Your objective:
Check every line of the entries below for the word "this", and copy the ones that have it.

+++ Record extracts +++

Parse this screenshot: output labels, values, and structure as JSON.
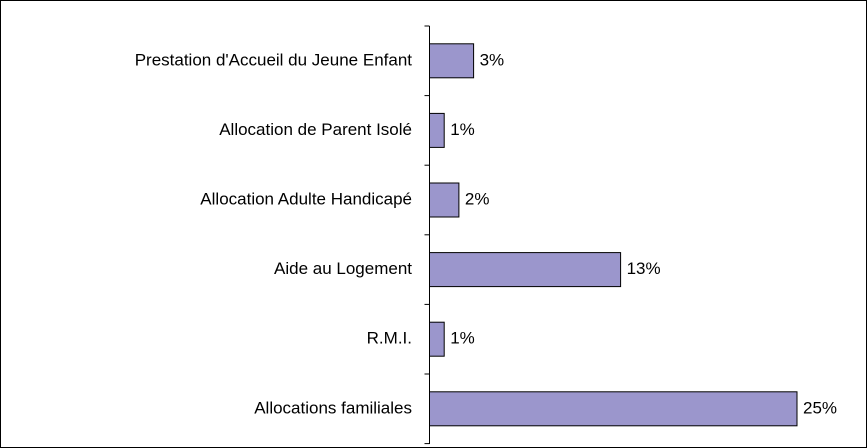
{
  "chart_data": {
    "type": "bar",
    "orientation": "horizontal",
    "categories": [
      "Prestation d'Accueil du Jeune Enfant",
      "Allocation de Parent Isolé",
      "Allocation Adulte Handicapé",
      "Aide au Logement",
      "R.M.I.",
      "Allocations familiales"
    ],
    "values": [
      3,
      1,
      2,
      13,
      1,
      25
    ],
    "value_labels": [
      "3%",
      "1%",
      "2%",
      "13%",
      "1%",
      "25%"
    ],
    "color": "#9b96cc"
  }
}
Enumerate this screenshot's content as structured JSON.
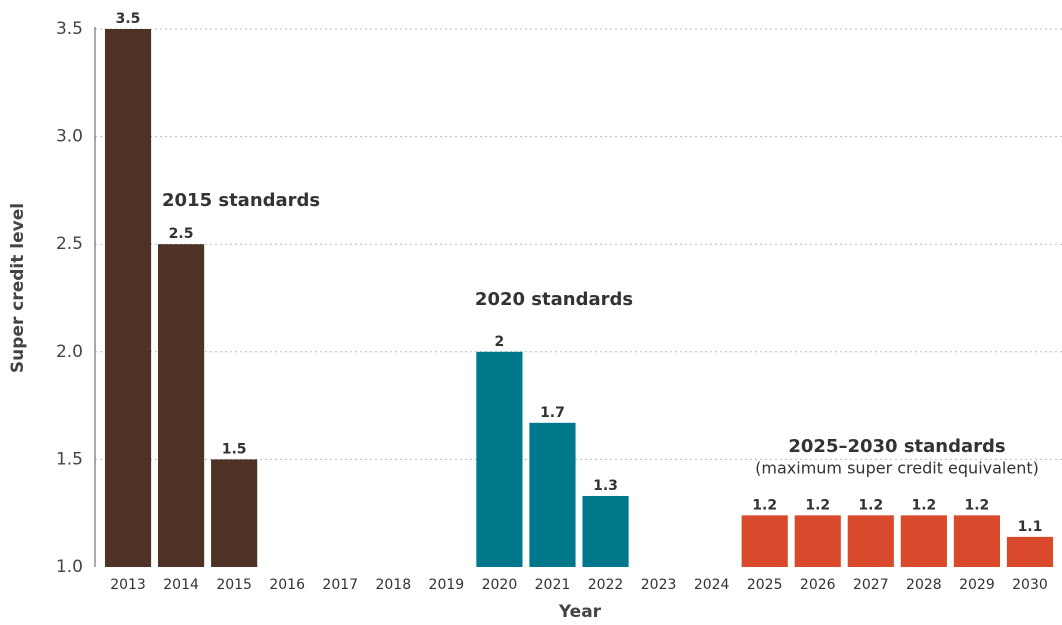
{
  "chart_data": {
    "type": "bar",
    "x_label": "Year",
    "y_label": "Super credit level",
    "categories": [
      "2013",
      "2014",
      "2015",
      "2016",
      "2017",
      "2018",
      "2019",
      "2020",
      "2021",
      "2022",
      "2023",
      "2024",
      "2025",
      "2026",
      "2027",
      "2028",
      "2029",
      "2030"
    ],
    "series": [
      {
        "name": "2015 standards",
        "color": "#4e3226",
        "values": [
          3.5,
          2.5,
          1.5,
          null,
          null,
          null,
          null,
          null,
          null,
          null,
          null,
          null,
          null,
          null,
          null,
          null,
          null,
          null
        ],
        "value_labels": [
          "3.5",
          "2.5",
          "1.5",
          null,
          null,
          null,
          null,
          null,
          null,
          null,
          null,
          null,
          null,
          null,
          null,
          null,
          null,
          null
        ]
      },
      {
        "name": "2020 standards",
        "color": "#00788c",
        "values": [
          null,
          null,
          null,
          null,
          null,
          null,
          null,
          2.0,
          1.67,
          1.33,
          null,
          null,
          null,
          null,
          null,
          null,
          null,
          null
        ],
        "value_labels": [
          null,
          null,
          null,
          null,
          null,
          null,
          null,
          "2",
          "1.7",
          "1.3",
          null,
          null,
          null,
          null,
          null,
          null,
          null,
          null
        ]
      },
      {
        "name": "2025–2030 standards",
        "color": "#d9492b",
        "note": "(maximum super credit equivalent)",
        "values": [
          null,
          null,
          null,
          null,
          null,
          null,
          null,
          null,
          null,
          null,
          null,
          null,
          1.24,
          1.24,
          1.24,
          1.24,
          1.24,
          1.14
        ],
        "value_labels": [
          null,
          null,
          null,
          null,
          null,
          null,
          null,
          null,
          null,
          null,
          null,
          null,
          "1.2",
          "1.2",
          "1.2",
          "1.2",
          "1.2",
          "1.1"
        ]
      }
    ],
    "ylim": [
      1.0,
      3.5
    ],
    "yticks": [
      {
        "value": 1.0,
        "label": "1.0"
      },
      1.5,
      {
        "value": 2.0,
        "label": "2.0"
      },
      2.5,
      {
        "value": 3.0,
        "label": "3.0"
      },
      3.5
    ],
    "grid": true
  }
}
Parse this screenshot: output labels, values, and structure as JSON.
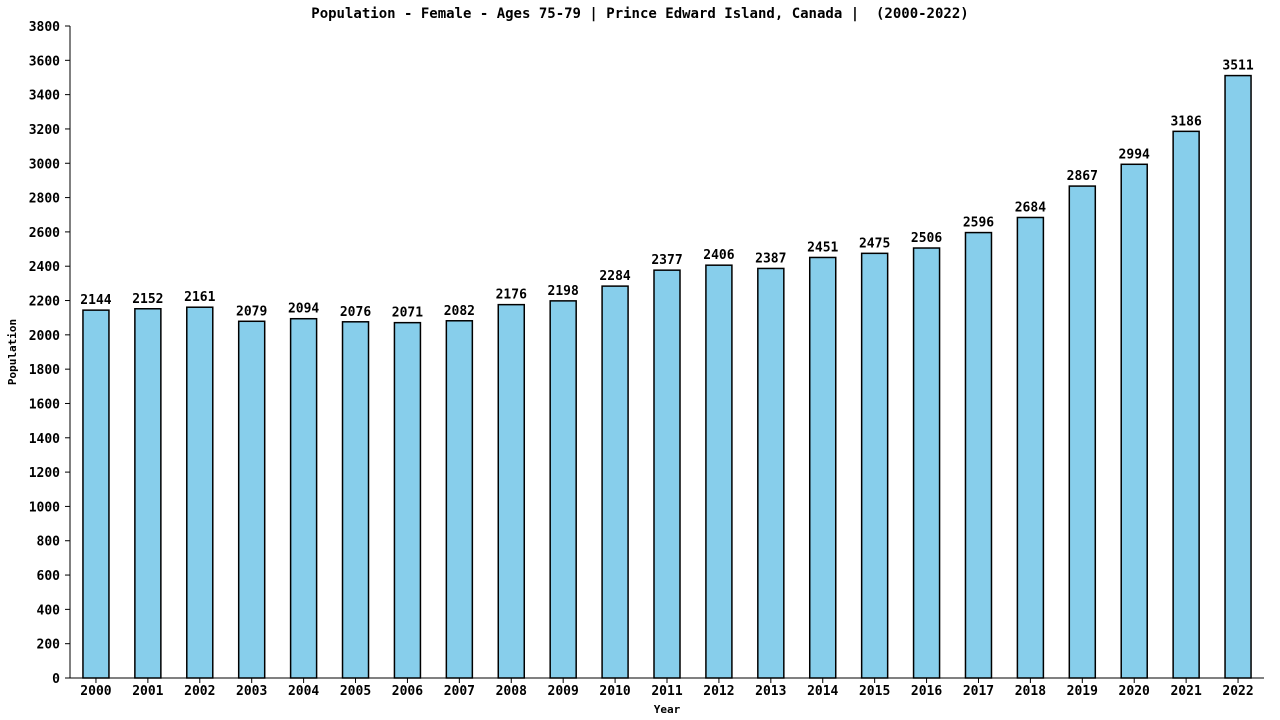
{
  "chart_data": {
    "type": "bar",
    "title": "Population - Female - Ages 75-79 | Prince Edward Island, Canada |  (2000-2022)",
    "xlabel": "Year",
    "ylabel": "Population",
    "ylim": [
      0,
      3800
    ],
    "ytick_step": 200,
    "grid": false,
    "bar_color": "#87ceeb",
    "bar_edge_color": "#000000",
    "categories": [
      "2000",
      "2001",
      "2002",
      "2003",
      "2004",
      "2005",
      "2006",
      "2007",
      "2008",
      "2009",
      "2010",
      "2011",
      "2012",
      "2013",
      "2014",
      "2015",
      "2016",
      "2017",
      "2018",
      "2019",
      "2020",
      "2021",
      "2022"
    ],
    "values": [
      2144,
      2152,
      2161,
      2079,
      2094,
      2076,
      2071,
      2082,
      2176,
      2198,
      2284,
      2377,
      2406,
      2387,
      2451,
      2475,
      2506,
      2596,
      2684,
      2867,
      2994,
      3186,
      3511
    ]
  }
}
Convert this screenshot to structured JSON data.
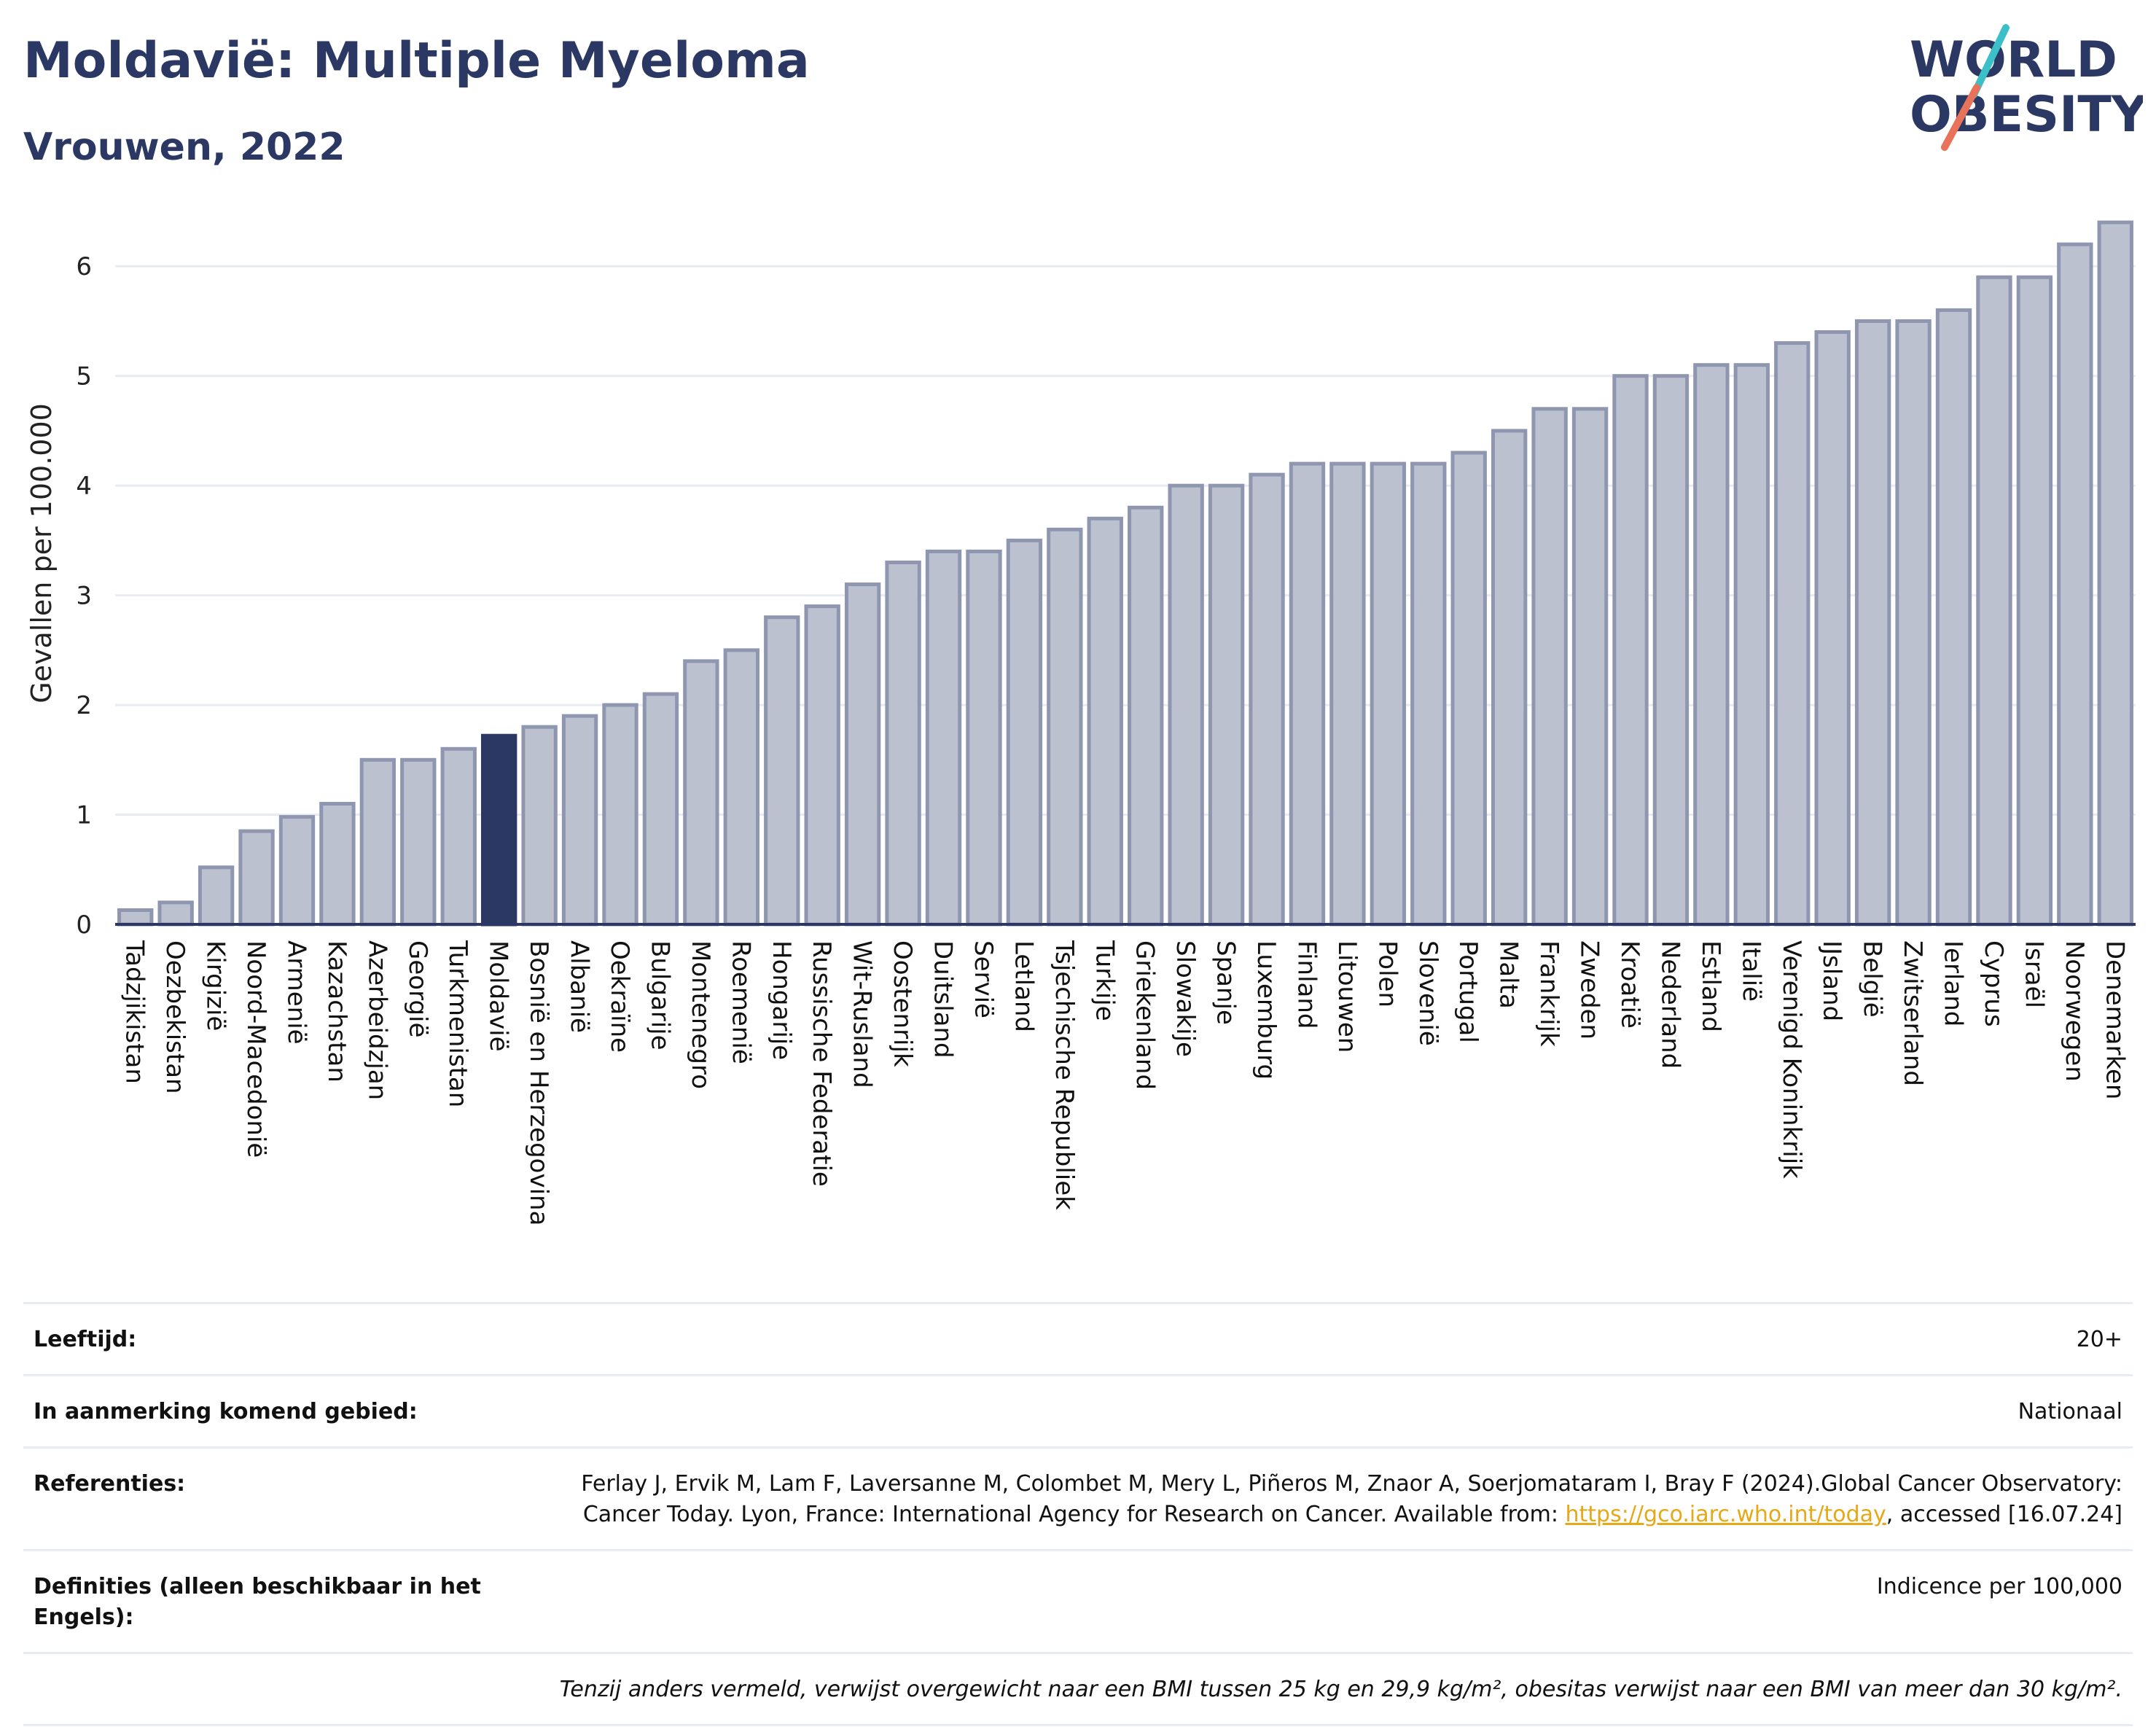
{
  "header": {
    "title": "Moldavië: Multiple Myeloma",
    "subtitle": "Vrouwen, 2022"
  },
  "logo": {
    "line1": "WORLD",
    "line2": "OBESITY",
    "accent_color": "#e8735a",
    "accent2_color": "#3cc0c8"
  },
  "colors": {
    "bar": "#bcc1cf",
    "bar_stroke": "#8e96b0",
    "highlight": "#2a3863",
    "text": "#2a3863"
  },
  "chart_data": {
    "type": "bar",
    "ylabel": "Gevallen per 100.000",
    "ylim": [
      0,
      6.5
    ],
    "yticks": [
      0,
      1,
      2,
      3,
      4,
      5,
      6
    ],
    "grid": true,
    "highlight": "Moldavië",
    "categories": [
      "Tadzjikistan",
      "Oezbekistan",
      "Kirgizië",
      "Noord-Macedonië",
      "Armenië",
      "Kazachstan",
      "Azerbeidzjan",
      "Georgië",
      "Turkmenistan",
      "Moldavië",
      "Bosnië en Herzegovina",
      "Albanië",
      "Oekraïne",
      "Bulgarije",
      "Montenegro",
      "Roemenië",
      "Hongarije",
      "Russische Federatie",
      "Wit-Rusland",
      "Oostenrijk",
      "Duitsland",
      "Servië",
      "Letland",
      "Tsjechische Republiek",
      "Turkije",
      "Griekenland",
      "Slowakije",
      "Spanje",
      "Luxemburg",
      "Finland",
      "Litouwen",
      "Polen",
      "Slovenië",
      "Portugal",
      "Malta",
      "Frankrijk",
      "Zweden",
      "Kroatië",
      "Nederland",
      "Estland",
      "Italië",
      "Verenigd Koninkrijk",
      "IJsland",
      "België",
      "Zwitserland",
      "Ierland",
      "Cyprus",
      "Israël",
      "Noorwegen",
      "Denemarken"
    ],
    "values": [
      0.13,
      0.2,
      0.52,
      0.85,
      0.98,
      1.1,
      1.5,
      1.5,
      1.6,
      1.72,
      1.8,
      1.9,
      2.0,
      2.1,
      2.4,
      2.5,
      2.8,
      2.9,
      3.1,
      3.3,
      3.4,
      3.4,
      3.5,
      3.6,
      3.7,
      3.8,
      4.0,
      4.0,
      4.1,
      4.2,
      4.2,
      4.2,
      4.2,
      4.3,
      4.5,
      4.7,
      4.7,
      5.0,
      5.0,
      5.1,
      5.1,
      5.3,
      5.4,
      5.5,
      5.5,
      5.6,
      5.9,
      5.9,
      6.2,
      6.4
    ]
  },
  "meta": {
    "age_label": "Leeftijd:",
    "age_value": "20+",
    "area_label": "In aanmerking komend gebied:",
    "area_value": "Nationaal",
    "ref_label": "Referenties:",
    "ref_text": "Ferlay J, Ervik M, Lam F, Laversanne M, Colombet M, Mery L, Piñeros M, Znaor A, Soerjomataram I, Bray F (2024).Global Cancer Observatory: Cancer Today. Lyon, France: International Agency for Research on Cancer. Available from: ",
    "ref_link": "https://gco.iarc.who.int/today",
    "ref_tail": ", accessed [16.07.24]",
    "def_label": "Definities (alleen beschikbaar in het Engels):",
    "def_value": "Indicence per 100,000",
    "note": "Tenzij anders vermeld, verwijst overgewicht naar een BMI tussen 25 kg en 29,9 kg/m², obesitas verwijst naar een BMI van meer dan 30 kg/m²."
  }
}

+++

Answer for the task:
Parse this screenshot: output labels, values, and structure as JSON.
Enumerate this screenshot's content as structured JSON.
Parse this screenshot: output labels, values, and structure as JSON.
Convert this screenshot to structured JSON data.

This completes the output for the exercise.